### Excerpted data

※

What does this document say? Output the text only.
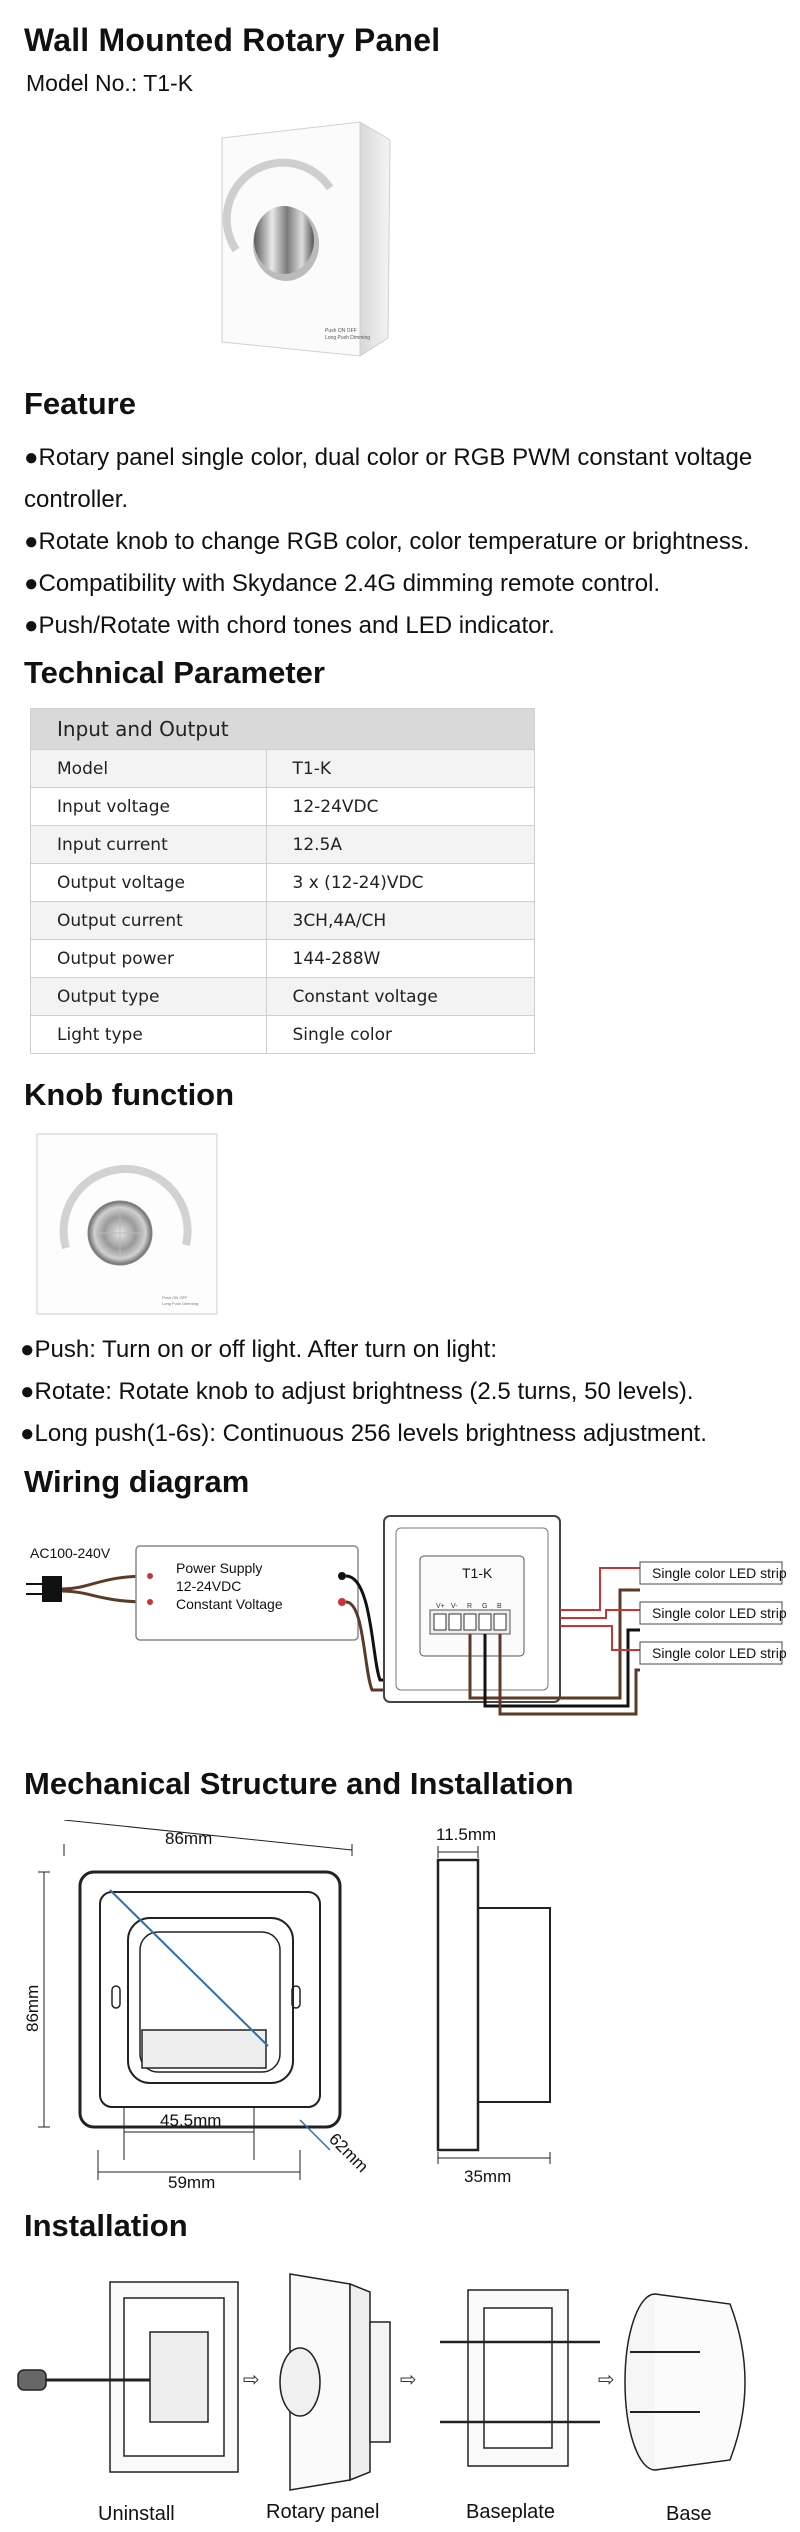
Wall Mounted Rotary Panel
Model No.: T1-K
Push ON OFF
Long Push Dimming
Feature
●Rotary panel single color, dual color or RGB PWM constant voltage controller.
●Rotate knob to change RGB color, color temperature or brightness.
●Compatibility with Skydance 2.4G dimming remote control.
●Push/Rotate with chord tones and LED indicator.
Technical Parameter
Input and Output	
Model	T1-K
Input voltage	12-24VDC
Input current	12.5A
Output voltage	3 x (12-24)VDC
Output current	3CH,4A/CH
Output power	144-288W
Output type	Constant voltage
Light type	Single color
Knob function
Push ON OFF
Long Push Dimming
●Push: Turn on or off light. After turn on light:
●Rotate: Rotate knob to adjust brightness (2.5 turns, 50 levels).
●Long push(1-6s): Continuous 256 levels brightness adjustment.
Wiring diagram
AC100-240V
Power Supply
12-24VDC
Constant Voltage
T1-K	Single color LED strip
Single color LED strip
Single color LED strip
V+ V- R G B
Mechanical Structure and Installation
86mm
86mm
45.5mm
59mm
62mm
11.5mm
35mm
Installation
⇨	⇨	⇨
Uninstall	Rotary panel	Baseplate	Base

※

### Problem details
Go through the data above and transcribe it in full, omitting any image.

### Expected output
What does this document say? Output the text only.
Wall Mounted Rotary Panel
Model No.: T1-K
Push ON OFF
Long Push Dimming
Feature
●Rotary panel single color, dual color or RGB PWM constant voltage controller.
●Rotate knob to change RGB color, color temperature or brightness.
●Compatibility with Skydance 2.4G dimming remote control.
●Push/Rotate with chord tones and LED indicator.
Technical Parameter
Input and Output	
Model	T1-K
Input voltage	12-24VDC
Input current	12.5A
Output voltage	3 x (12-24)VDC
Output current	3CH,4A/CH
Output power	144-288W
Output type	Constant voltage
Light type	Single color
Knob function
Push ON OFF
Long Push Dimming
●Push: Turn on or off light. After turn on light:
●Rotate: Rotate knob to adjust brightness (2.5 turns, 50 levels).
●Long push(1-6s): Continuous 256 levels brightness adjustment.
Wiring diagram
AC100-240V
Power Supply
12-24VDC
Constant Voltage
T1-K	Single color LED strip
Single color LED strip
Single color LED strip
V+ V- R G B
Mechanical Structure and Installation
86mm
86mm
45.5mm
59mm
62mm
11.5mm
35mm
Installation
⇨	⇨	⇨
Uninstall	Rotary panel	Baseplate	Base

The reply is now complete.